**Task instructions**
Transcribe each entry below exactly. Pictures do not go in the copy.

**Records for this task**
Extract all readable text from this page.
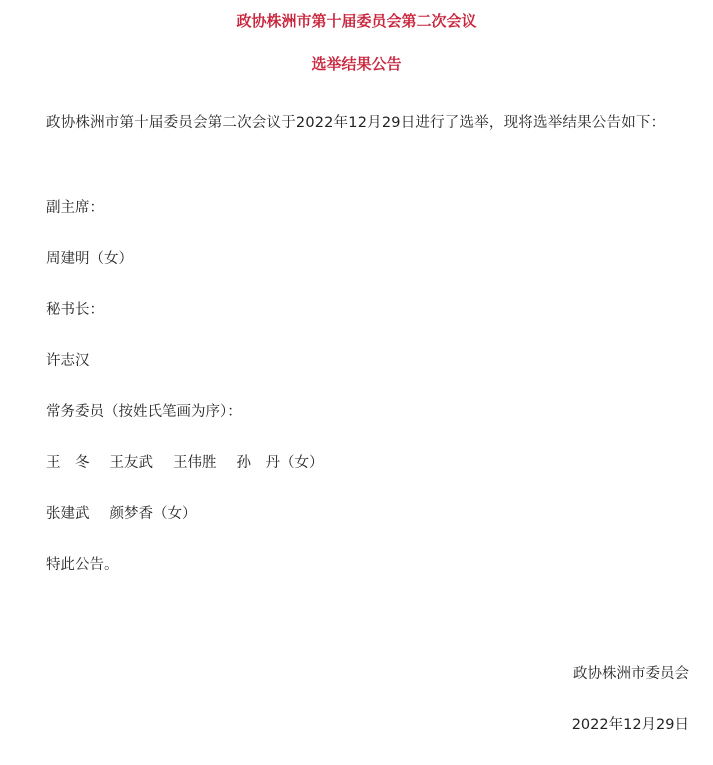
政协株洲市第十届委员会第二次会议
选举结果公告

政协株洲市第十届委员会第二次会议于2022年12月29日进行了选举，现将选举结果公告如下：

副主席：

周建明（女）

秘书长：

许志汉

常务委员（按姓氏笔画为序）：

王　冬 王友武 王伟胜 孙　丹（女）

张建武 颜梦香（女）

特此公告。

政协株洲市委员会

2022年12月29日
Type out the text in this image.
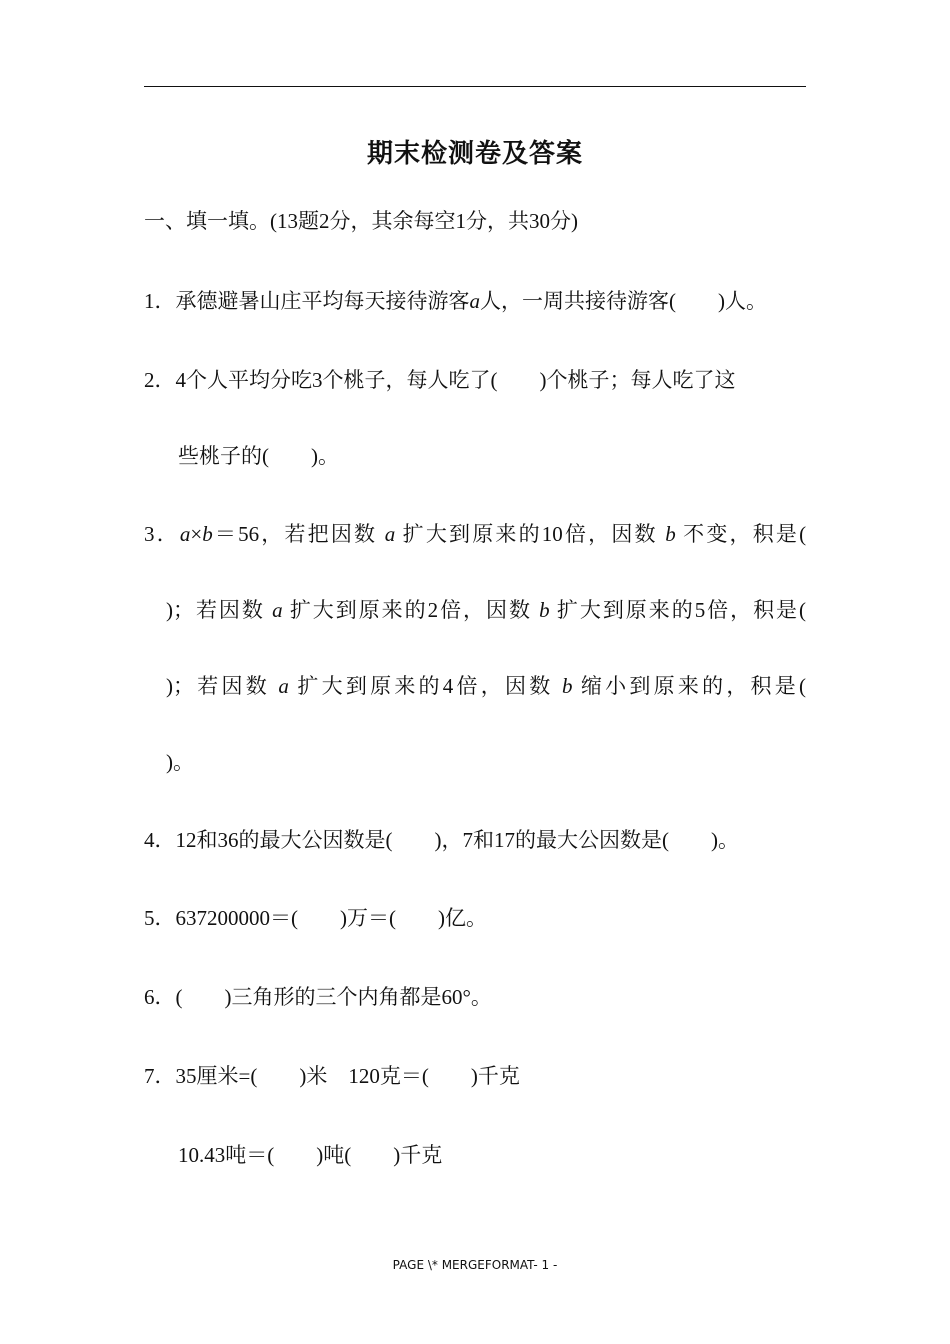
期末检测卷及答案
一、填一填。(13题2分，其余每空1分，共30分)
1．承德避暑山庄平均每天接待游客a人，一周共接待游客(        )人。
2．4个人平均分吃3个桃子，每人吃了(        )个桃子；每人吃了这
些桃子的(        )。
3．a×b＝56，若把因数 a 扩大到原来的10倍，因数 b 不变，积是(
)；若因数 a 扩大到原来的2倍，因数 b 扩大到原来的5倍，积是(
)；若因数 a 扩大到原来的4倍，因数 b 缩小到原来的，积是(
)。
4．12和36的最大公因数是(        )，7和17的最大公因数是(        )。
5．637200000＝(        )万＝(        )亿。
6．(        )三角形的三个内角都是60°。
7．35厘米=(        )米    120克＝(        )千克
10.43吨＝(        )吨(        )千克
PAGE \* MERGEFORMAT- 1 -
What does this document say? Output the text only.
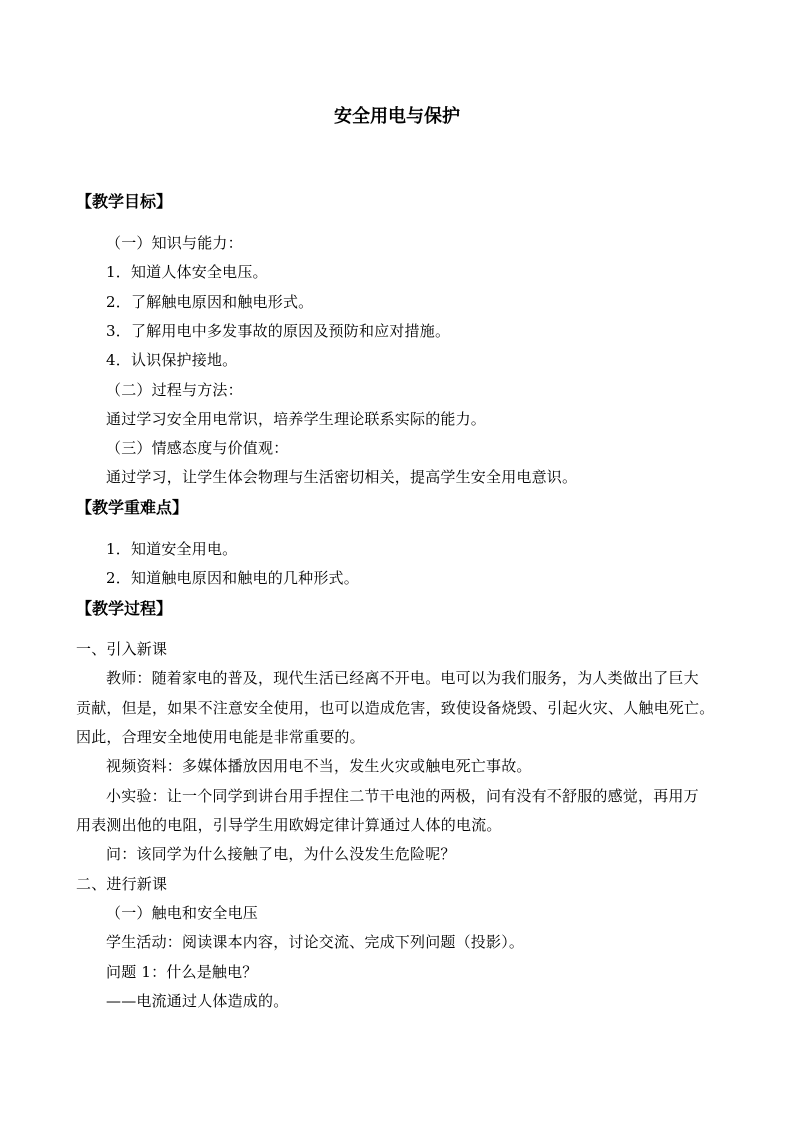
安全用电与保护
【教学目标】
（一）知识与能力：
1．知道人体安全电压。
2．了解触电原因和触电形式。
3．了解用电中多发事故的原因及预防和应对措施。
4．认识保护接地。
（二）过程与方法：
通过学习安全用电常识，培养学生理论联系实际的能力。
（三）情感态度与价值观：
通过学习，让学生体会物理与生活密切相关，提高学生安全用电意识。
【教学重难点】
1．知道安全用电。
2．知道触电原因和触电的几种形式。
【教学过程】
一、引入新课
教师：随着家电的普及，现代生活已经离不开电。电可以为我们服务，为人类做出了巨大
贡献，但是，如果不注意安全使用，也可以造成危害，致使设备烧毁、引起火灾、人触电死亡。
因此，合理安全地使用电能是非常重要的。
视频资料：多媒体播放因用电不当，发生火灾或触电死亡事故。
小实验：让一个同学到讲台用手捏住二节干电池的两极，问有没有不舒服的感觉，再用万
用表测出他的电阻，引导学生用欧姆定律计算通过人体的电流。
问：该同学为什么接触了电，为什么没发生危险呢？
二、进行新课
（一）触电和安全电压
学生活动：阅读课本内容，讨论交流、完成下列问题（投影）。
问题 1：什么是触电？
——电流通过人体造成的。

**Exercise answer**
Extract all readable text from this page.
政协株洲市第十届委员会第二次会议
选举结果公告

政协株洲市第十届委员会第二次会议于2022年12月29日进行了选举，现将选举结果公告如下：

副主席：

周建明（女）

秘书长：

许志汉

常务委员（按姓氏笔画为序）：

王　冬 王友武 王伟胜 孙　丹（女）

张建武 颜梦香（女）

特此公告。

政协株洲市委员会

2022年12月29日
Type out the text in this image.
期末检测卷及答案
一、填一填。(13题2分，其余每空1分，共30分)
1．承德避暑山庄平均每天接待游客a人，一周共接待游客(        )人。
2．4个人平均分吃3个桃子，每人吃了(        )个桃子；每人吃了这
些桃子的(        )。
3．a×b＝56，若把因数 a 扩大到原来的10倍，因数 b 不变，积是(
)；若因数 a 扩大到原来的2倍，因数 b 扩大到原来的5倍，积是(
)；若因数 a 扩大到原来的4倍，因数 b 缩小到原来的，积是(
)。
4．12和36的最大公因数是(        )，7和17的最大公因数是(        )。
5．637200000＝(        )万＝(        )亿。
6．(        )三角形的三个内角都是60°。
7．35厘米=(        )米    120克＝(        )千克
10.43吨＝(        )吨(        )千克
PAGE \* MERGEFORMAT- 1 -
What does this document say? Output the text only.
安全用电与保护
【教学目标】
（一）知识与能力：
1．知道人体安全电压。
2．了解触电原因和触电形式。
3．了解用电中多发事故的原因及预防和应对措施。
4．认识保护接地。
（二）过程与方法：
通过学习安全用电常识，培养学生理论联系实际的能力。
（三）情感态度与价值观：
通过学习，让学生体会物理与生活密切相关，提高学生安全用电意识。
【教学重难点】
1．知道安全用电。
2．知道触电原因和触电的几种形式。
【教学过程】
一、引入新课
教师：随着家电的普及，现代生活已经离不开电。电可以为我们服务，为人类做出了巨大
贡献，但是，如果不注意安全使用，也可以造成危害，致使设备烧毁、引起火灾、人触电死亡。
因此，合理安全地使用电能是非常重要的。
视频资料：多媒体播放因用电不当，发生火灾或触电死亡事故。
小实验：让一个同学到讲台用手捏住二节干电池的两极，问有没有不舒服的感觉，再用万
用表测出他的电阻，引导学生用欧姆定律计算通过人体的电流。
问：该同学为什么接触了电，为什么没发生危险呢？
二、进行新课
（一）触电和安全电压
学生活动：阅读课本内容，讨论交流、完成下列问题（投影）。
问题 1：什么是触电？
——电流通过人体造成的。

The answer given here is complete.